### [Written instruction]
Rewrite the rows from the start through the row containing "question-4-answer-paragraph-2 bbox=[134, 783, 1464, 972]", replacing "parents" with "guardians" and leaving everything else unchanged.

### [Data to use]

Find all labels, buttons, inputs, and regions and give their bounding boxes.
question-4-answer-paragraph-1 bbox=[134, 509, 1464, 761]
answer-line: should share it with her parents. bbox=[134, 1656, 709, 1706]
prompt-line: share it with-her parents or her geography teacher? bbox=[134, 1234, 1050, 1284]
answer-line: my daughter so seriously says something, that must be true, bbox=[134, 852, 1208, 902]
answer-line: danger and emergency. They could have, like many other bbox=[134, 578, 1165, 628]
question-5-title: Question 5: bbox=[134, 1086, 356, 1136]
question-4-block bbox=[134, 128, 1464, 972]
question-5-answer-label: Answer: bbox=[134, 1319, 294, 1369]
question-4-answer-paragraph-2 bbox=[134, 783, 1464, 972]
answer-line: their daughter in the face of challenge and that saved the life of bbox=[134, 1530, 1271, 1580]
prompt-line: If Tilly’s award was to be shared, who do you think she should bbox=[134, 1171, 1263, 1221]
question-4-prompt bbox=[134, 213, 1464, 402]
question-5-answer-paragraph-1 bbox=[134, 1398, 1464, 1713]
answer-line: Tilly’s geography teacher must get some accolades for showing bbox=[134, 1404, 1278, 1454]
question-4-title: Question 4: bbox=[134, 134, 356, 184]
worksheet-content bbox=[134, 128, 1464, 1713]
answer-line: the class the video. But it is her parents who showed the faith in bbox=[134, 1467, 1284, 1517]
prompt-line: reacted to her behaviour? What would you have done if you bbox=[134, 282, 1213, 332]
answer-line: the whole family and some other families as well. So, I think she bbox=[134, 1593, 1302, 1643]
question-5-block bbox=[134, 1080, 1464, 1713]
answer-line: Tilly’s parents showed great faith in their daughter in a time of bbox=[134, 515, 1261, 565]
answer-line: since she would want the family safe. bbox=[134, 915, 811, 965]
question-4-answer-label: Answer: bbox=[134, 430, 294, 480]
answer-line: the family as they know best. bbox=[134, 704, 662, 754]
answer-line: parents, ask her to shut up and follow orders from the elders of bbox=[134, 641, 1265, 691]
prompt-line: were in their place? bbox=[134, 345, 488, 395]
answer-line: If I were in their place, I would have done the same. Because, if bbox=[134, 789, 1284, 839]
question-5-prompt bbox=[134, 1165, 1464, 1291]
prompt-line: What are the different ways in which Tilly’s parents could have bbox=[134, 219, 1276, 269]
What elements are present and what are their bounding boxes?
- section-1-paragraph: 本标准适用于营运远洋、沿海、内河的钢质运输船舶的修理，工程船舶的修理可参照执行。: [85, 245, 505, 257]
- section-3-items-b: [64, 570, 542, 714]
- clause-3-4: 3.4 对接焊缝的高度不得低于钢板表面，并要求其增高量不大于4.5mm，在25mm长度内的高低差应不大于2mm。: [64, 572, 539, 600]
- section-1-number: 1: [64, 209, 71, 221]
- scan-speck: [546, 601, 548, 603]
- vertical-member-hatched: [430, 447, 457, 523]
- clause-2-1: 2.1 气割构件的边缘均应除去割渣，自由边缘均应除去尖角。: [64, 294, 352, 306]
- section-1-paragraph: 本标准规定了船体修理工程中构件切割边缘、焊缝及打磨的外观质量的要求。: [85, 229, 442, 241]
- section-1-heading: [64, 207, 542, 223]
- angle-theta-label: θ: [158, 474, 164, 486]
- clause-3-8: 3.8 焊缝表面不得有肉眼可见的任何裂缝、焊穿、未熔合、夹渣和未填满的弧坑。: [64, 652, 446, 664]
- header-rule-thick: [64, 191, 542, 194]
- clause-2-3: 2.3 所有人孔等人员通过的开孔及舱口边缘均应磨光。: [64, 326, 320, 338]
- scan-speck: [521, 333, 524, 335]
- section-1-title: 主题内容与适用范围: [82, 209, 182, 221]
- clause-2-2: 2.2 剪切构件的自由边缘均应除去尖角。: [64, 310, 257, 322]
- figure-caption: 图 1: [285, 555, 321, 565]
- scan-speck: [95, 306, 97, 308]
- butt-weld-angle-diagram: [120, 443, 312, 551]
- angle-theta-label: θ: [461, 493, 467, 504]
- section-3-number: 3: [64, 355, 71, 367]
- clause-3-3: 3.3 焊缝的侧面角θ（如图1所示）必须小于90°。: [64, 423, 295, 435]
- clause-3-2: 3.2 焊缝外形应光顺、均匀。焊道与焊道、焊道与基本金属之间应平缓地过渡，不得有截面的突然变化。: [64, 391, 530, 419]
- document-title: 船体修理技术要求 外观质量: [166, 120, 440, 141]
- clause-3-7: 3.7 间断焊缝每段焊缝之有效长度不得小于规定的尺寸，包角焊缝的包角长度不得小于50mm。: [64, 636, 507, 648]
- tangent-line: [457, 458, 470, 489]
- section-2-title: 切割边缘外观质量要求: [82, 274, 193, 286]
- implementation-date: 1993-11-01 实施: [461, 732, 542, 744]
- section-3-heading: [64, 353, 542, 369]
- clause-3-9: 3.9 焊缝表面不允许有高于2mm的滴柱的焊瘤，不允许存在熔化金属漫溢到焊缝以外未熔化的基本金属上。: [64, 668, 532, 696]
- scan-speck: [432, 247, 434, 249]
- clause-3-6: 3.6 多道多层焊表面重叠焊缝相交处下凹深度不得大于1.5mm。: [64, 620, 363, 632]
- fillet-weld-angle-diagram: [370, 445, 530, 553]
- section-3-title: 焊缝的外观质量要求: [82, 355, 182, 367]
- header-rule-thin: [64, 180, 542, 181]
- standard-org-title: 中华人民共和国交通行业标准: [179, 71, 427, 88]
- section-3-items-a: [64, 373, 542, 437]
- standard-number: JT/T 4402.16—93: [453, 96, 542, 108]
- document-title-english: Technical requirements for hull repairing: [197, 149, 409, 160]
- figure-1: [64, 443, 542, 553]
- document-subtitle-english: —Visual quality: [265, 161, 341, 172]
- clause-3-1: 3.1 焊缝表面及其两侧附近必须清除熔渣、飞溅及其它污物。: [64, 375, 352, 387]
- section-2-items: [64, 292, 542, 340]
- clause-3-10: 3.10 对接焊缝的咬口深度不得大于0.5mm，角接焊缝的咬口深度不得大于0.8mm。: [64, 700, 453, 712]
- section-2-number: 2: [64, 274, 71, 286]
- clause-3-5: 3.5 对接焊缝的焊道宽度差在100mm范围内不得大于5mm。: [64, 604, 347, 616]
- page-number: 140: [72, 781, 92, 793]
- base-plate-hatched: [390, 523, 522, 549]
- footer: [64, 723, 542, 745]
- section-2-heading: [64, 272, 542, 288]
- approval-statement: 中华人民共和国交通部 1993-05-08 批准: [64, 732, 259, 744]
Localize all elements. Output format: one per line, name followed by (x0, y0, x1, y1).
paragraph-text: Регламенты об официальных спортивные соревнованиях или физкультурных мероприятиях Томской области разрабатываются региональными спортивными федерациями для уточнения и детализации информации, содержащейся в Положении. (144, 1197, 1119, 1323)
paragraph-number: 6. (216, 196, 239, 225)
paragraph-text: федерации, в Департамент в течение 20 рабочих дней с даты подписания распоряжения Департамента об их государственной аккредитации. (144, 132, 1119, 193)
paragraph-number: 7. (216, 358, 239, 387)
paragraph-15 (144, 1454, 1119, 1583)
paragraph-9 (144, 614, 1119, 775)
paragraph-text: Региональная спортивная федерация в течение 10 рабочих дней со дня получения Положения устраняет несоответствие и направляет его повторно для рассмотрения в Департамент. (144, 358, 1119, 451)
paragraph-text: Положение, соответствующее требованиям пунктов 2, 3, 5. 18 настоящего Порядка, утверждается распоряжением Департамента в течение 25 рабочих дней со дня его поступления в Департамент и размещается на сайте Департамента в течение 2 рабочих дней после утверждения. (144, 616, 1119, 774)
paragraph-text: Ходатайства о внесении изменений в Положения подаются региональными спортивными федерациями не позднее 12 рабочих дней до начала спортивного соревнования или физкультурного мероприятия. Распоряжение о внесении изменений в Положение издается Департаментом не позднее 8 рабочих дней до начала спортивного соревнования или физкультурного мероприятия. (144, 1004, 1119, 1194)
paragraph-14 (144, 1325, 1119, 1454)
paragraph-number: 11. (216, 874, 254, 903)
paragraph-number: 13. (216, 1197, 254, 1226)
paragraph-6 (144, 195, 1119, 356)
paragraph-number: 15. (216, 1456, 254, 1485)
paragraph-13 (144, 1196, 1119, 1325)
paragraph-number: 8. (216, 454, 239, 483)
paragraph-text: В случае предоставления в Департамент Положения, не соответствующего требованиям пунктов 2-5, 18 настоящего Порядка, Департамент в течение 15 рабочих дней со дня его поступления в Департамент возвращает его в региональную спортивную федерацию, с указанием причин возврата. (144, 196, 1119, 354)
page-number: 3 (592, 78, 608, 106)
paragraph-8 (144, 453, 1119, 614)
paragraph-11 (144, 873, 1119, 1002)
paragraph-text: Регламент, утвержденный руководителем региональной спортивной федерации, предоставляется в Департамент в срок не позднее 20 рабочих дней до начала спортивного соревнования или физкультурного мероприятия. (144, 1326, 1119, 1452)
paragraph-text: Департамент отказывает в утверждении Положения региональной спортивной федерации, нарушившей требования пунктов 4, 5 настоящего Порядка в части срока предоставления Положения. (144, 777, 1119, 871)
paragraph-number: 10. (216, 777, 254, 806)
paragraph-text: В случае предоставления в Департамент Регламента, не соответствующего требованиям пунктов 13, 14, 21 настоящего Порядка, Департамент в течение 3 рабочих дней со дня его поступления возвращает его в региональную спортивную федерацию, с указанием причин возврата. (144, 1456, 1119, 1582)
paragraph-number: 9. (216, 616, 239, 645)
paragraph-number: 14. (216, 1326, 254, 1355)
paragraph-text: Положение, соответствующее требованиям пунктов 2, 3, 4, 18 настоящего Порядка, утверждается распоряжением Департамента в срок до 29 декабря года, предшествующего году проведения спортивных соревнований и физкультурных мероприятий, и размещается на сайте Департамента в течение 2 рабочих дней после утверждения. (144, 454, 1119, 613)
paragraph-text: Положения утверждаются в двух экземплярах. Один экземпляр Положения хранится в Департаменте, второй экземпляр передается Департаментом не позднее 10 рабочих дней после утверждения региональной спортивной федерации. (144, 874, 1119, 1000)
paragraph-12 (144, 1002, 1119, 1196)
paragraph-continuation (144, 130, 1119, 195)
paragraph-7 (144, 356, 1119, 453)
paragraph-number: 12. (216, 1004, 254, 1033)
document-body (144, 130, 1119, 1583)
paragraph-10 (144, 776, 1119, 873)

### [The completed task]
Find all labels, buttons, inputs, and regions and give their bounding boxes.
question-4-answer-paragraph-1 bbox=[134, 509, 1464, 761]
answer-line: should share it with her guardians. bbox=[134, 1656, 709, 1706]
prompt-line: share it with-her guardians or her geography teacher? bbox=[134, 1234, 1050, 1284]
answer-line: my daughter so seriously says something, that must be true, bbox=[134, 852, 1208, 902]
answer-line: danger and emergency. They could have, like many other bbox=[134, 578, 1165, 628]
question-5-title: Question 5: bbox=[134, 1086, 356, 1136]
question-4-block bbox=[134, 128, 1464, 972]
question-5-answer-label: Answer: bbox=[134, 1319, 294, 1369]
question-4-answer-paragraph-2 bbox=[134, 783, 1464, 972]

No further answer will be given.